### Written exercise
Images are not part of the copy; transcribe all the data exactly.

### Information provided
● ● ● ●

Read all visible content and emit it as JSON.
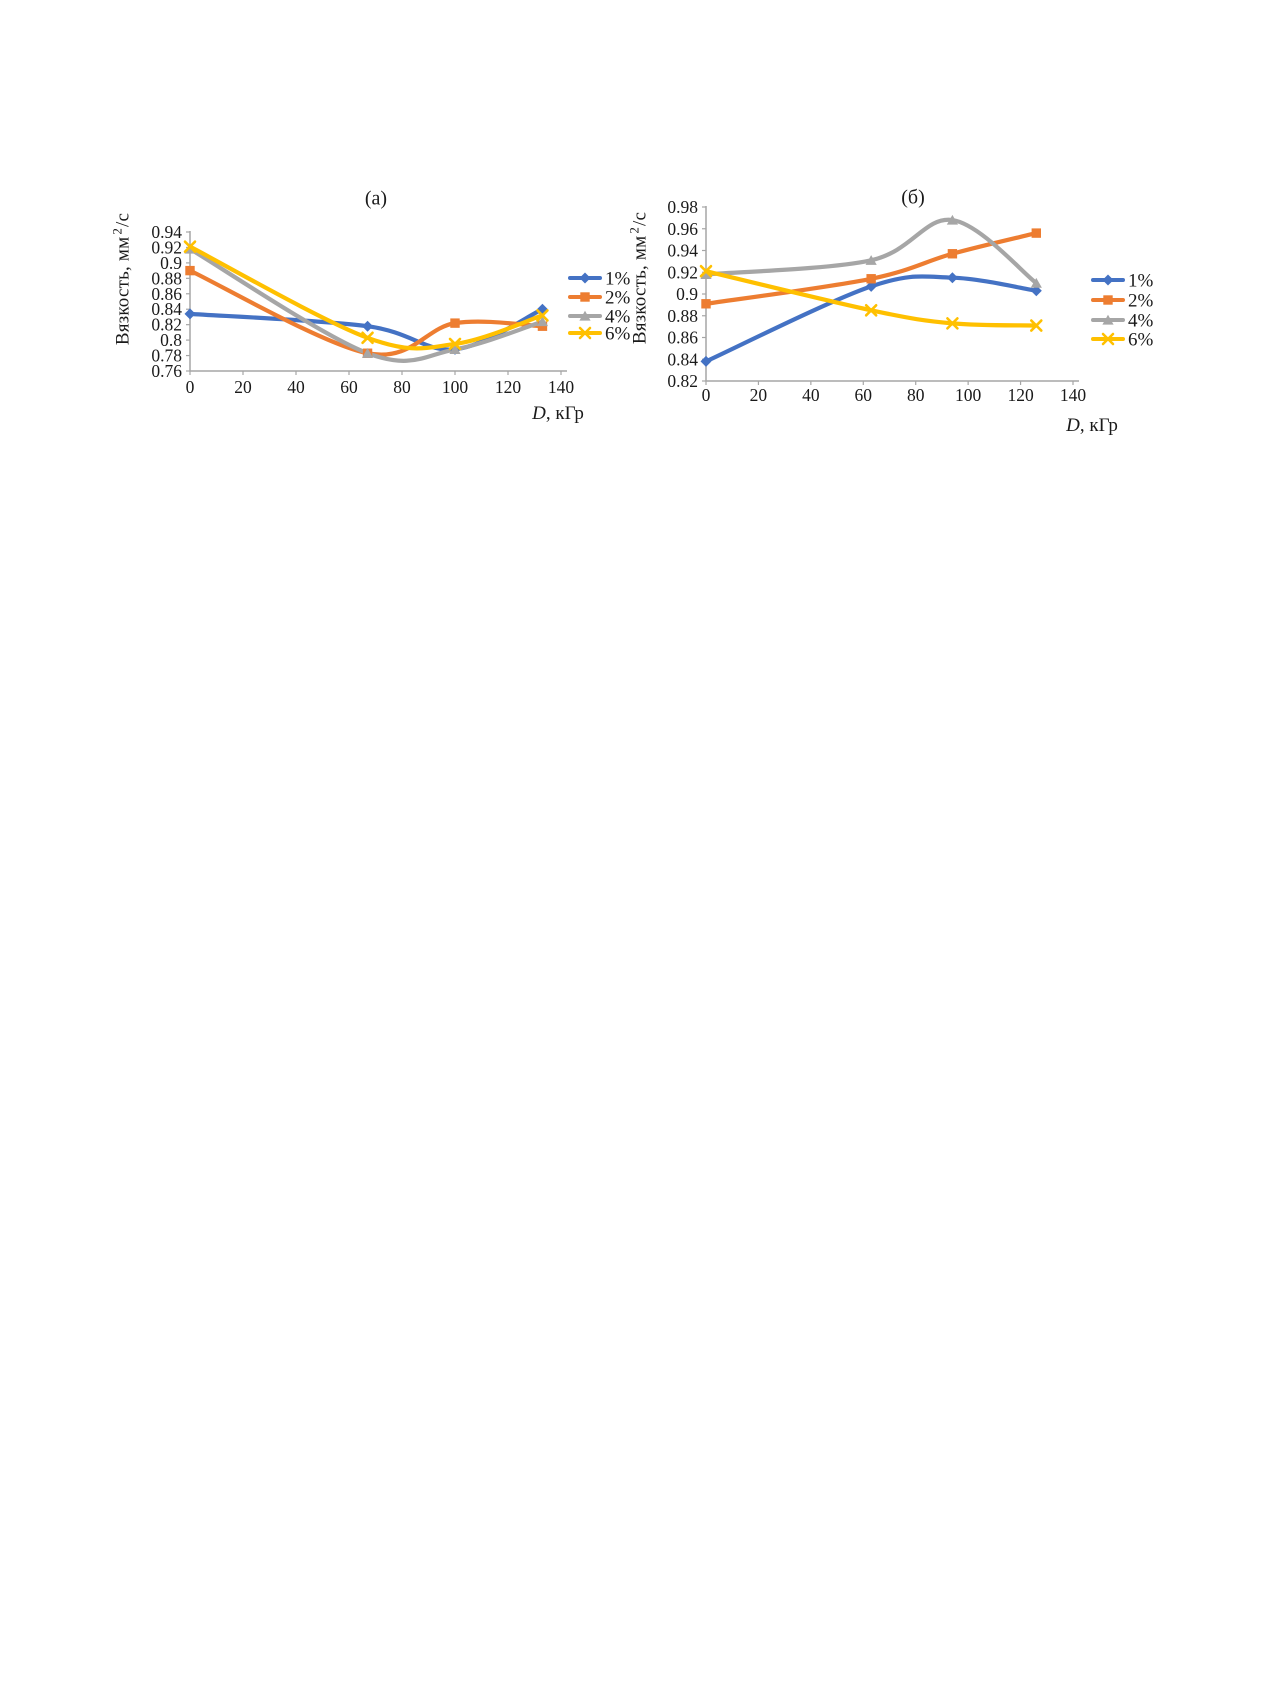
{
  "page": {
    "background": "#ffffff"
  },
  "colors": {
    "axis": "#A6A6A6",
    "text": "#1a1a1a",
    "series_1pct": "#4472C4",
    "series_2pct": "#ED7D31",
    "series_4pct": "#A6A6A6",
    "series_6pct": "#FFC000"
  },
  "chart_data": [
    {
      "panel": "a",
      "type": "line",
      "title": "(a)",
      "xlabel": "D, кГр",
      "xlabel_parts": {
        "italic": "D",
        "rest": ", кГр"
      },
      "ylabel": "Вязкость, мм2/с",
      "ylabel_parts": {
        "base": "Вязкость, мм",
        "sup": "2",
        "rest": "/с"
      },
      "xlim": [
        0,
        140
      ],
      "ylim": [
        0.76,
        0.94
      ],
      "x_ticks": [
        0,
        20,
        40,
        60,
        80,
        100,
        120,
        140
      ],
      "y_ticks": [
        "0.76",
        "0.78",
        "0.8",
        "0.82",
        "0.84",
        "0.86",
        "0.88",
        "0.9",
        "0.92",
        "0.94"
      ],
      "grid": "off",
      "legend_position": "right",
      "x": [
        0,
        67,
        100,
        133
      ],
      "series": [
        {
          "name": "1%",
          "marker": "diamond",
          "color": "#4472C4",
          "values": [
            0.834,
            0.818,
            0.788,
            0.84
          ]
        },
        {
          "name": "2%",
          "marker": "square",
          "color": "#ED7D31",
          "values": [
            0.89,
            0.783,
            0.822,
            0.818
          ]
        },
        {
          "name": "4%",
          "marker": "triangle",
          "color": "#A6A6A6",
          "values": [
            0.918,
            0.783,
            0.788,
            0.824
          ]
        },
        {
          "name": "6%",
          "marker": "x",
          "color": "#FFC000",
          "values": [
            0.921,
            0.803,
            0.795,
            0.832
          ]
        }
      ]
    },
    {
      "panel": "б",
      "type": "line",
      "title": "(б)",
      "xlabel": "D, кГр",
      "xlabel_parts": {
        "italic": "D",
        "rest": ", кГр"
      },
      "ylabel": "Вязкость, мм2/с",
      "ylabel_parts": {
        "base": "Вязкость, мм",
        "sup": "2",
        "rest": "/с"
      },
      "xlim": [
        0,
        140
      ],
      "ylim": [
        0.82,
        0.98
      ],
      "x_ticks": [
        0,
        20,
        40,
        60,
        80,
        100,
        120,
        140
      ],
      "y_ticks": [
        "0.82",
        "0.84",
        "0.86",
        "0.88",
        "0.9",
        "0.92",
        "0.94",
        "0.96",
        "0.98"
      ],
      "grid": "off",
      "legend_position": "right",
      "x": [
        0,
        63,
        94,
        126
      ],
      "series": [
        {
          "name": "1%",
          "marker": "diamond",
          "color": "#4472C4",
          "values": [
            0.838,
            0.907,
            0.915,
            0.903
          ]
        },
        {
          "name": "2%",
          "marker": "square",
          "color": "#ED7D31",
          "values": [
            0.891,
            0.914,
            0.937,
            0.956
          ]
        },
        {
          "name": "4%",
          "marker": "triangle",
          "color": "#A6A6A6",
          "values": [
            0.918,
            0.931,
            0.968,
            0.91
          ]
        },
        {
          "name": "6%",
          "marker": "x",
          "color": "#FFC000",
          "values": [
            0.921,
            0.885,
            0.873,
            0.871
          ]
        }
      ]
    }
  ]
}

● ● ● ●

### Written solution
Read all visible content and emit it as JSON.
{
  "page": {
    "background": "#ffffff"
  },
  "colors": {
    "axis": "#A6A6A6",
    "text": "#1a1a1a",
    "series_1pct": "#4472C4",
    "series_2pct": "#ED7D31",
    "series_4pct": "#A6A6A6",
    "series_6pct": "#FFC000"
  },
  "chart_data": [
    {
      "panel": "a",
      "type": "line",
      "title": "(a)",
      "xlabel": "D, кГр",
      "xlabel_parts": {
        "italic": "D",
        "rest": ", кГр"
      },
      "ylabel": "Вязкость, мм2/с",
      "ylabel_parts": {
        "base": "Вязкость, мм",
        "sup": "2",
        "rest": "/с"
      },
      "xlim": [
        0,
        140
      ],
      "ylim": [
        0.76,
        0.94
      ],
      "x_ticks": [
        0,
        20,
        40,
        60,
        80,
        100,
        120,
        140
      ],
      "y_ticks": [
        "0.76",
        "0.78",
        "0.8",
        "0.82",
        "0.84",
        "0.86",
        "0.88",
        "0.9",
        "0.92",
        "0.94"
      ],
      "grid": "off",
      "legend_position": "right",
      "x": [
        0,
        67,
        100,
        133
      ],
      "series": [
        {
          "name": "1%",
          "marker": "diamond",
          "color": "#4472C4",
          "values": [
            0.834,
            0.818,
            0.788,
            0.84
          ]
        },
        {
          "name": "2%",
          "marker": "square",
          "color": "#ED7D31",
          "values": [
            0.89,
            0.783,
            0.822,
            0.818
          ]
        },
        {
          "name": "4%",
          "marker": "triangle",
          "color": "#A6A6A6",
          "values": [
            0.918,
            0.783,
            0.788,
            0.824
          ]
        },
        {
          "name": "6%",
          "marker": "x",
          "color": "#FFC000",
          "values": [
            0.921,
            0.803,
            0.795,
            0.832
          ]
        }
      ]
    },
    {
      "panel": "б",
      "type": "line",
      "title": "(б)",
      "xlabel": "D, кГр",
      "xlabel_parts": {
        "italic": "D",
        "rest": ", кГр"
      },
      "ylabel": "Вязкость, мм2/с",
      "ylabel_parts": {
        "base": "Вязкость, мм",
        "sup": "2",
        "rest": "/с"
      },
      "xlim": [
        0,
        140
      ],
      "ylim": [
        0.82,
        0.98
      ],
      "x_ticks": [
        0,
        20,
        40,
        60,
        80,
        100,
        120,
        140
      ],
      "y_ticks": [
        "0.82",
        "0.84",
        "0.86",
        "0.88",
        "0.9",
        "0.92",
        "0.94",
        "0.96",
        "0.98"
      ],
      "grid": "off",
      "legend_position": "right",
      "x": [
        0,
        63,
        94,
        126
      ],
      "series": [
        {
          "name": "1%",
          "marker": "diamond",
          "color": "#4472C4",
          "values": [
            0.838,
            0.907,
            0.915,
            0.903
          ]
        },
        {
          "name": "2%",
          "marker": "square",
          "color": "#ED7D31",
          "values": [
            0.891,
            0.914,
            0.937,
            0.956
          ]
        },
        {
          "name": "4%",
          "marker": "triangle",
          "color": "#A6A6A6",
          "values": [
            0.918,
            0.931,
            0.968,
            0.91
          ]
        },
        {
          "name": "6%",
          "marker": "x",
          "color": "#FFC000",
          "values": [
            0.921,
            0.885,
            0.873,
            0.871
          ]
        }
      ]
    }
  ]
}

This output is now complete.